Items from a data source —
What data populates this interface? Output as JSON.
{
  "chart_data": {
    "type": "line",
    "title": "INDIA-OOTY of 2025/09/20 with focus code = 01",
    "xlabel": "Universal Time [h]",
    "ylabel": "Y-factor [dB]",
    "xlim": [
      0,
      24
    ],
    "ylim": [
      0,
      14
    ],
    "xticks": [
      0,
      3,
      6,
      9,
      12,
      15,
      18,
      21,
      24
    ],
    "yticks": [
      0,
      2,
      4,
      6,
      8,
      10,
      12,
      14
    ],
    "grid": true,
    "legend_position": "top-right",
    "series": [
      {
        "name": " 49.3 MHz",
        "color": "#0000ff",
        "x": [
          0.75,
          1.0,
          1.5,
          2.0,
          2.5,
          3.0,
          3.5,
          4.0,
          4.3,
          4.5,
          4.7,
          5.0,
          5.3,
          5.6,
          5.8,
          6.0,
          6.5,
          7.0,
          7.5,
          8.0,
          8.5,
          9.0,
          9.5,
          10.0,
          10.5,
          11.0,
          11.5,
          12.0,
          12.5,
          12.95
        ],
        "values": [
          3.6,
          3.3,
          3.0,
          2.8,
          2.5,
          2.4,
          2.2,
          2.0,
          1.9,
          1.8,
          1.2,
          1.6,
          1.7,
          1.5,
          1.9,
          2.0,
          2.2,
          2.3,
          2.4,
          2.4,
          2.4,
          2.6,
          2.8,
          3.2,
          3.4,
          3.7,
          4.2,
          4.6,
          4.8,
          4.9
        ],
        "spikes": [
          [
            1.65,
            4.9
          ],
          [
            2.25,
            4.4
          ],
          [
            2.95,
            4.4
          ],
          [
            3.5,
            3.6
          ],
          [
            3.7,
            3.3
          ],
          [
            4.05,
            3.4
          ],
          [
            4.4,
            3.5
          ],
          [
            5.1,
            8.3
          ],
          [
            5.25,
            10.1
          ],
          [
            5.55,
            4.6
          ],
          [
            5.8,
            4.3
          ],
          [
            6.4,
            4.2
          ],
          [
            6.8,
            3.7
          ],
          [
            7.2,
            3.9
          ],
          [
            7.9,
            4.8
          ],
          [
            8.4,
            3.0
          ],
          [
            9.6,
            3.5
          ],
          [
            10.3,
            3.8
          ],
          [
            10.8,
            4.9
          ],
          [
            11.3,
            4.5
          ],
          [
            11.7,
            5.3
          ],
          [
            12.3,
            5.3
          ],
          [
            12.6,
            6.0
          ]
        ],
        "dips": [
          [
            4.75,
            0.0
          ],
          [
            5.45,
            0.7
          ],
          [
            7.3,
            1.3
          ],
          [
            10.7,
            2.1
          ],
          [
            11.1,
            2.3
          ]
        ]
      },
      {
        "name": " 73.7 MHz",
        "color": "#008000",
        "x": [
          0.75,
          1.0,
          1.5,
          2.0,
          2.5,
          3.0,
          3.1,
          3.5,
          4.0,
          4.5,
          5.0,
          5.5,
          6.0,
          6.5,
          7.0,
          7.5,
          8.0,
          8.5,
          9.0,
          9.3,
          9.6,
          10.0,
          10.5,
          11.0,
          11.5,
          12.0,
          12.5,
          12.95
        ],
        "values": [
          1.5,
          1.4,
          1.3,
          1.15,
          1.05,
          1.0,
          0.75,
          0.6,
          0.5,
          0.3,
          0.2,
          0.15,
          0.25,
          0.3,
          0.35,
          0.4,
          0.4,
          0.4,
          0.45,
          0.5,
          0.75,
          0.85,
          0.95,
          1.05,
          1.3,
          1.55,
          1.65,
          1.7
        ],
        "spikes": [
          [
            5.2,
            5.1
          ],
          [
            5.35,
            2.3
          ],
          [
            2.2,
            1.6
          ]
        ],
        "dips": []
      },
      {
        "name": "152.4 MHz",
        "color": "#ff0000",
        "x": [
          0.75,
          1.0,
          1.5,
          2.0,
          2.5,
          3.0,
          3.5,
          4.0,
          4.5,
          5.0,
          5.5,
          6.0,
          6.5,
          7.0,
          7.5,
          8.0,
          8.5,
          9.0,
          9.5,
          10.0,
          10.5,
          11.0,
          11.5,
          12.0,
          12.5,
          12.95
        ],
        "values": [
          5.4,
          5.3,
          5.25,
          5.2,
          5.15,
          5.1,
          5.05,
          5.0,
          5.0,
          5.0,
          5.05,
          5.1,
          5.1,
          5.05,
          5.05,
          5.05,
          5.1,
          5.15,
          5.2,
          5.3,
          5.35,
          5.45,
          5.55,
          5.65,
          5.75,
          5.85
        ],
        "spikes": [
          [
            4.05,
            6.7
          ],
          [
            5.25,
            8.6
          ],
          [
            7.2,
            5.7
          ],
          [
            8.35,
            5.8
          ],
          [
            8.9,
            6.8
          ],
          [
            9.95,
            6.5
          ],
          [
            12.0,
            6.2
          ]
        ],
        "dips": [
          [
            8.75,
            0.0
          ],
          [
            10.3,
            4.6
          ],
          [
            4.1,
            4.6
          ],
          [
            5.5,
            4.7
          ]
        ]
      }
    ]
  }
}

REQUIRED TASK — Transcribe all of the lines in the records precisely.

REPLY TO THE EXERCISE —
What data populates this interface? Output as JSON.
{
  "chart_data": {
    "type": "line",
    "title": "INDIA-OOTY of 2025/09/20 with focus code = 01",
    "xlabel": "Universal Time [h]",
    "ylabel": "Y-factor [dB]",
    "xlim": [
      0,
      24
    ],
    "ylim": [
      0,
      14
    ],
    "xticks": [
      0,
      3,
      6,
      9,
      12,
      15,
      18,
      21,
      24
    ],
    "yticks": [
      0,
      2,
      4,
      6,
      8,
      10,
      12,
      14
    ],
    "grid": true,
    "legend_position": "top-right",
    "series": [
      {
        "name": " 49.3 MHz",
        "color": "#0000ff",
        "x": [
          0.75,
          1.0,
          1.5,
          2.0,
          2.5,
          3.0,
          3.5,
          4.0,
          4.3,
          4.5,
          4.7,
          5.0,
          5.3,
          5.6,
          5.8,
          6.0,
          6.5,
          7.0,
          7.5,
          8.0,
          8.5,
          9.0,
          9.5,
          10.0,
          10.5,
          11.0,
          11.5,
          12.0,
          12.5,
          12.95
        ],
        "values": [
          3.6,
          3.3,
          3.0,
          2.8,
          2.5,
          2.4,
          2.2,
          2.0,
          1.9,
          1.8,
          1.2,
          1.6,
          1.7,
          1.5,
          1.9,
          2.0,
          2.2,
          2.3,
          2.4,
          2.4,
          2.4,
          2.6,
          2.8,
          3.2,
          3.4,
          3.7,
          4.2,
          4.6,
          4.8,
          4.9
        ],
        "spikes": [
          [
            1.65,
            4.9
          ],
          [
            2.25,
            4.4
          ],
          [
            2.95,
            4.4
          ],
          [
            3.5,
            3.6
          ],
          [
            3.7,
            3.3
          ],
          [
            4.05,
            3.4
          ],
          [
            4.4,
            3.5
          ],
          [
            5.1,
            8.3
          ],
          [
            5.25,
            10.1
          ],
          [
            5.55,
            4.6
          ],
          [
            5.8,
            4.3
          ],
          [
            6.4,
            4.2
          ],
          [
            6.8,
            3.7
          ],
          [
            7.2,
            3.9
          ],
          [
            7.9,
            4.8
          ],
          [
            8.4,
            3.0
          ],
          [
            9.6,
            3.5
          ],
          [
            10.3,
            3.8
          ],
          [
            10.8,
            4.9
          ],
          [
            11.3,
            4.5
          ],
          [
            11.7,
            5.3
          ],
          [
            12.3,
            5.3
          ],
          [
            12.6,
            6.0
          ]
        ],
        "dips": [
          [
            4.75,
            0.0
          ],
          [
            5.45,
            0.7
          ],
          [
            7.3,
            1.3
          ],
          [
            10.7,
            2.1
          ],
          [
            11.1,
            2.3
          ]
        ]
      },
      {
        "name": " 73.7 MHz",
        "color": "#008000",
        "x": [
          0.75,
          1.0,
          1.5,
          2.0,
          2.5,
          3.0,
          3.1,
          3.5,
          4.0,
          4.5,
          5.0,
          5.5,
          6.0,
          6.5,
          7.0,
          7.5,
          8.0,
          8.5,
          9.0,
          9.3,
          9.6,
          10.0,
          10.5,
          11.0,
          11.5,
          12.0,
          12.5,
          12.95
        ],
        "values": [
          1.5,
          1.4,
          1.3,
          1.15,
          1.05,
          1.0,
          0.75,
          0.6,
          0.5,
          0.3,
          0.2,
          0.15,
          0.25,
          0.3,
          0.35,
          0.4,
          0.4,
          0.4,
          0.45,
          0.5,
          0.75,
          0.85,
          0.95,
          1.05,
          1.3,
          1.55,
          1.65,
          1.7
        ],
        "spikes": [
          [
            5.2,
            5.1
          ],
          [
            5.35,
            2.3
          ],
          [
            2.2,
            1.6
          ]
        ],
        "dips": []
      },
      {
        "name": "152.4 MHz",
        "color": "#ff0000",
        "x": [
          0.75,
          1.0,
          1.5,
          2.0,
          2.5,
          3.0,
          3.5,
          4.0,
          4.5,
          5.0,
          5.5,
          6.0,
          6.5,
          7.0,
          7.5,
          8.0,
          8.5,
          9.0,
          9.5,
          10.0,
          10.5,
          11.0,
          11.5,
          12.0,
          12.5,
          12.95
        ],
        "values": [
          5.4,
          5.3,
          5.25,
          5.2,
          5.15,
          5.1,
          5.05,
          5.0,
          5.0,
          5.0,
          5.05,
          5.1,
          5.1,
          5.05,
          5.05,
          5.05,
          5.1,
          5.15,
          5.2,
          5.3,
          5.35,
          5.45,
          5.55,
          5.65,
          5.75,
          5.85
        ],
        "spikes": [
          [
            4.05,
            6.7
          ],
          [
            5.25,
            8.6
          ],
          [
            7.2,
            5.7
          ],
          [
            8.35,
            5.8
          ],
          [
            8.9,
            6.8
          ],
          [
            9.95,
            6.5
          ],
          [
            12.0,
            6.2
          ]
        ],
        "dips": [
          [
            8.75,
            0.0
          ],
          [
            10.3,
            4.6
          ],
          [
            4.1,
            4.6
          ],
          [
            5.5,
            4.7
          ]
        ]
      }
    ]
  }
}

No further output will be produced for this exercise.